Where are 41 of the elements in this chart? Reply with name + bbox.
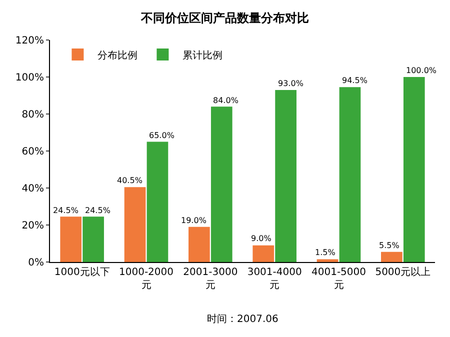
data-label: 5.5%	[379, 241, 400, 250]
legend-label: 累计比例	[182, 49, 223, 62]
bar	[210, 106, 232, 262]
bar	[403, 77, 425, 262]
x-tick-label: 3001-4000 元	[247, 267, 302, 291]
y-tick-label: 60%	[22, 146, 44, 158]
data-label: 1.5%	[315, 248, 336, 257]
bar	[275, 90, 296, 262]
bar	[316, 259, 338, 262]
bar	[339, 87, 361, 262]
x-tick-label: 4001-5000 元	[311, 267, 366, 291]
y-tick-label: 80%	[22, 110, 44, 120]
data-label: 24.5%	[85, 206, 111, 215]
data-label: 94.5%	[342, 76, 368, 85]
data-label: 65.0%	[149, 131, 175, 140]
bar	[82, 216, 104, 262]
data-label: 93.0%	[278, 79, 304, 88]
y-tick-label: 100%	[15, 72, 44, 84]
x-tick-label: 2001-3000 元	[183, 267, 238, 291]
y-tick-label: 0%	[28, 258, 44, 268]
bar	[124, 187, 146, 262]
bar	[60, 216, 82, 262]
text: 时间：2007.06	[207, 313, 278, 325]
bar	[252, 245, 274, 262]
y-tick-label: 40%	[22, 184, 44, 194]
x-tick-label: 1000-2000 元	[118, 267, 174, 291]
chart-title: 不同价位区间产品数量分布对比	[140, 10, 309, 25]
x-tick-label: 5000元以上	[375, 266, 431, 278]
y-tick-label: 20%	[22, 220, 44, 232]
data-label: 9.0%	[251, 234, 272, 243]
data-label: 24.5%	[53, 206, 79, 215]
bar	[188, 226, 210, 262]
y-tick-label: 120%	[15, 36, 44, 46]
bar	[146, 142, 168, 262]
x-tick-label: 1000元以下	[54, 266, 110, 278]
data-label: 100.0%	[406, 66, 437, 75]
data-label: 19.0%	[181, 216, 207, 225]
data-label: 84.0%	[213, 96, 239, 105]
data-label: 40.5%	[117, 176, 143, 185]
bar	[381, 252, 402, 262]
legend-label: 分布比例	[98, 49, 138, 62]
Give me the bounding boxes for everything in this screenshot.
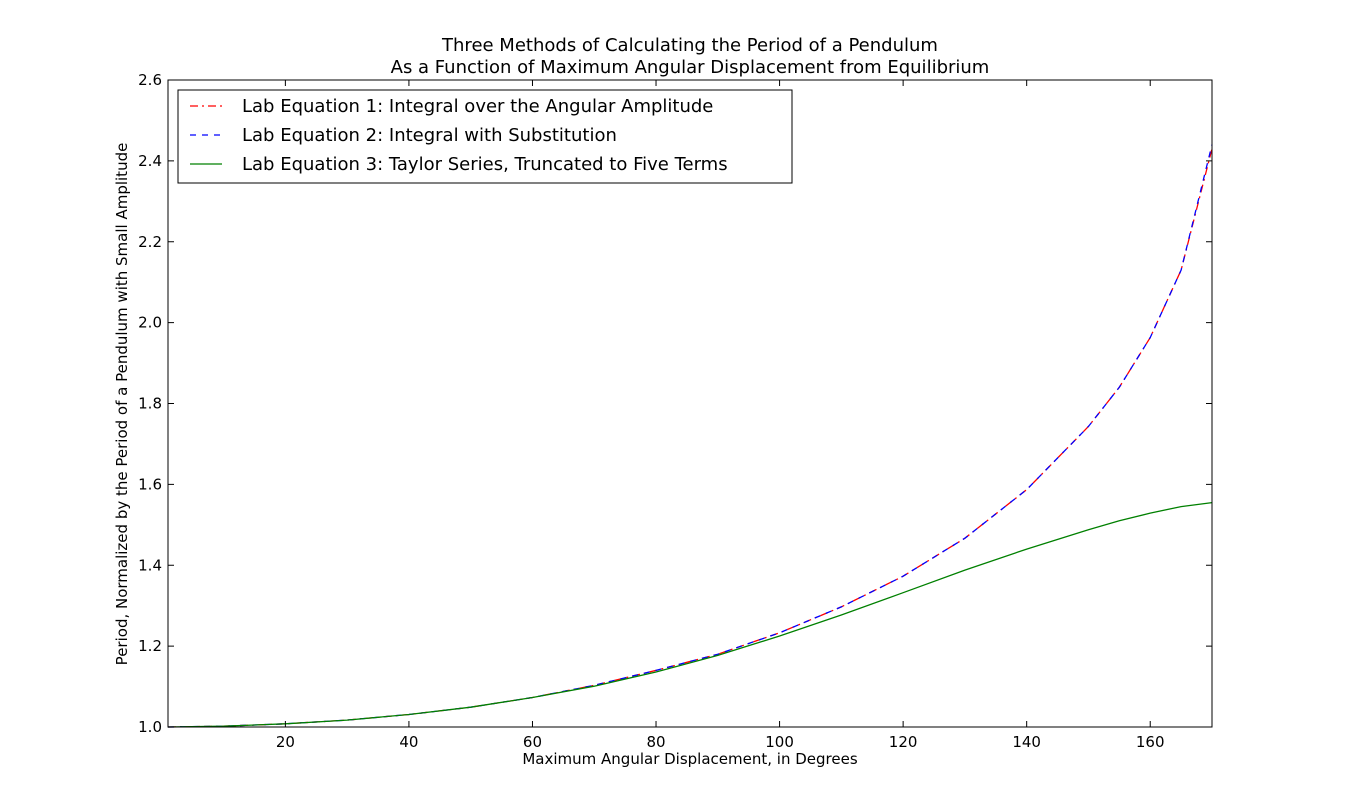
series-line-2 bbox=[167, 144, 1213, 728]
chart-title: Three Methods of Calculating the Period … bbox=[441, 35, 938, 56]
y-tick-label: 1.6 bbox=[138, 475, 162, 493]
y-tick-label: 2.6 bbox=[138, 71, 162, 89]
legend: Lab Equation 1: Integral over the Angula… bbox=[177, 89, 793, 184]
x-tick-label: 40 bbox=[399, 733, 418, 751]
x-tick-label: 20 bbox=[276, 733, 295, 751]
plot-area: 20 40 60 80 100 120 140 160 1.0 1.2 1.4 1.6 1.8 2.0 2… bbox=[138, 71, 1213, 751]
series-line-1 bbox=[167, 148, 1213, 728]
series-line-3 bbox=[167, 501, 1213, 728]
x-axis-ticks: 20 40 60 80 100 120 140 160 bbox=[276, 80, 1165, 751]
y-tick-label: 1.4 bbox=[138, 556, 162, 574]
legend-items: Lab Equation 1: Integral over the Angula… bbox=[190, 96, 728, 175]
series-layer bbox=[167, 144, 1213, 728]
y-tick-label: 1.0 bbox=[138, 718, 162, 736]
legend-label-1: Lab Equation 1: Integral over the Angula… bbox=[242, 96, 713, 117]
legend-label-2: Lab Equation 2: Integral with Substituti… bbox=[242, 125, 617, 146]
x-tick-label: 120 bbox=[889, 733, 918, 751]
y-tick-label: 2.0 bbox=[138, 314, 162, 332]
y-axis-ticks: 1.0 1.2 1.4 1.6 1.8 2.0 2.2 2.4 2.6 bbox=[138, 71, 1212, 736]
x-axis-label: Maximum Angular Displacement, in Degrees bbox=[522, 750, 857, 768]
chart-subtitle: As a Function of Maximum Angular Displac… bbox=[391, 57, 990, 78]
y-tick-label: 2.2 bbox=[138, 233, 162, 251]
legend-label-3: Lab Equation 3: Taylor Series, Truncated… bbox=[242, 154, 728, 175]
x-tick-label: 160 bbox=[1136, 733, 1165, 751]
y-tick-label: 1.8 bbox=[138, 395, 162, 413]
legend-box bbox=[177, 89, 793, 184]
y-tick-label: 2.4 bbox=[138, 152, 162, 170]
y-axis-label: Period, Normalized by the Period of a Pe… bbox=[113, 143, 131, 666]
x-tick-label: 100 bbox=[765, 733, 794, 751]
y-tick-label: 1.2 bbox=[138, 637, 162, 655]
x-tick-label: 60 bbox=[523, 733, 542, 751]
x-tick-label: 140 bbox=[1012, 733, 1041, 751]
x-tick-label: 80 bbox=[646, 733, 665, 751]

──────────────────────────────

## WHAT YOU NEED TO DO
Copy out all of the rows above line for line, without changing anything in them, and omit the picture lines.

## THE SOLUTION
Where are 41 of the elements in this chart? Reply with name + bbox.
data-label: 5.5%	[379, 241, 400, 250]
legend-label: 累计比例	[182, 49, 223, 62]
bar	[210, 106, 232, 262]
bar	[403, 77, 425, 262]
x-tick-label: 3001-4000 元	[247, 267, 302, 291]
y-tick-label: 60%	[22, 146, 44, 158]
data-label: 1.5%	[315, 248, 336, 257]
bar	[275, 90, 296, 262]
bar	[316, 259, 338, 262]
bar	[339, 87, 361, 262]
x-tick-label: 4001-5000 元	[311, 267, 366, 291]
y-tick-label: 80%	[22, 110, 44, 120]
data-label: 24.5%	[85, 206, 111, 215]
data-label: 94.5%	[342, 76, 368, 85]
data-label: 65.0%	[149, 131, 175, 140]
bar	[82, 216, 104, 262]
data-label: 93.0%	[278, 79, 304, 88]
y-tick-label: 100%	[15, 72, 44, 84]
x-tick-label: 2001-3000 元	[183, 267, 238, 291]
y-tick-label: 0%	[28, 258, 44, 268]
bar	[124, 187, 146, 262]
bar	[60, 216, 82, 262]
text: 时间：2007.06	[207, 313, 278, 325]
bar	[252, 245, 274, 262]
y-tick-label: 40%	[22, 184, 44, 194]
x-tick-label: 1000-2000 元	[118, 267, 174, 291]
chart-title: 不同价位区间产品数量分布对比	[140, 10, 309, 25]
x-tick-label: 5000元以上	[375, 266, 431, 278]
y-tick-label: 20%	[22, 220, 44, 232]
data-label: 9.0%	[251, 234, 272, 243]
data-label: 24.5%	[53, 206, 79, 215]
bar	[188, 226, 210, 262]
y-tick-label: 120%	[15, 36, 44, 46]
bar	[146, 142, 168, 262]
x-tick-label: 1000元以下	[54, 266, 110, 278]
data-label: 100.0%	[406, 66, 437, 75]
data-label: 19.0%	[181, 216, 207, 225]
data-label: 84.0%	[213, 96, 239, 105]
data-label: 40.5%	[117, 176, 143, 185]
bar	[381, 252, 402, 262]
legend-label: 分布比例	[98, 49, 138, 62]
Give me the bounding boxes for everything in this screenshot.
series-line-2 bbox=[167, 144, 1213, 728]
chart-title: Three Methods of Calculating the Period … bbox=[441, 35, 938, 56]
y-tick-label: 1.6 bbox=[138, 475, 162, 493]
y-tick-label: 2.6 bbox=[138, 71, 162, 89]
legend: Lab Equation 1: Integral over the Angula… bbox=[177, 89, 793, 184]
x-tick-label: 40 bbox=[399, 733, 418, 751]
x-tick-label: 20 bbox=[276, 733, 295, 751]
plot-area: 20 40 60 80 100 120 140 160 1.0 1.2 1.4 1.6 1.8 2.0 2… bbox=[138, 71, 1213, 751]
series-line-1 bbox=[167, 148, 1213, 728]
series-line-3 bbox=[167, 501, 1213, 728]
x-axis-ticks: 20 40 60 80 100 120 140 160 bbox=[276, 80, 1165, 751]
y-tick-label: 1.4 bbox=[138, 556, 162, 574]
legend-items: Lab Equation 1: Integral over the Angula… bbox=[190, 96, 728, 175]
series-layer bbox=[167, 144, 1213, 728]
y-tick-label: 1.0 bbox=[138, 718, 162, 736]
legend-label-1: Lab Equation 1: Integral over the Angula… bbox=[242, 96, 713, 117]
legend-label-2: Lab Equation 2: Integral with Substituti… bbox=[242, 125, 617, 146]
x-tick-label: 120 bbox=[889, 733, 918, 751]
y-tick-label: 2.0 bbox=[138, 314, 162, 332]
y-axis-ticks: 1.0 1.2 1.4 1.6 1.8 2.0 2.2 2.4 2.6 bbox=[138, 71, 1212, 736]
x-axis-label: Maximum Angular Displacement, in Degrees bbox=[522, 750, 857, 768]
chart-subtitle: As a Function of Maximum Angular Displac… bbox=[391, 57, 990, 78]
y-tick-label: 2.2 bbox=[138, 233, 162, 251]
legend-label-3: Lab Equation 3: Taylor Series, Truncated… bbox=[242, 154, 728, 175]
x-tick-label: 160 bbox=[1136, 733, 1165, 751]
y-tick-label: 1.8 bbox=[138, 395, 162, 413]
legend-box bbox=[177, 89, 793, 184]
y-tick-label: 2.4 bbox=[138, 152, 162, 170]
y-axis-label: Period, Normalized by the Period of a Pe… bbox=[113, 143, 131, 666]
x-tick-label: 100 bbox=[765, 733, 794, 751]
y-tick-label: 1.2 bbox=[138, 637, 162, 655]
x-tick-label: 60 bbox=[523, 733, 542, 751]
x-tick-label: 140 bbox=[1012, 733, 1041, 751]
x-tick-label: 80 bbox=[646, 733, 665, 751]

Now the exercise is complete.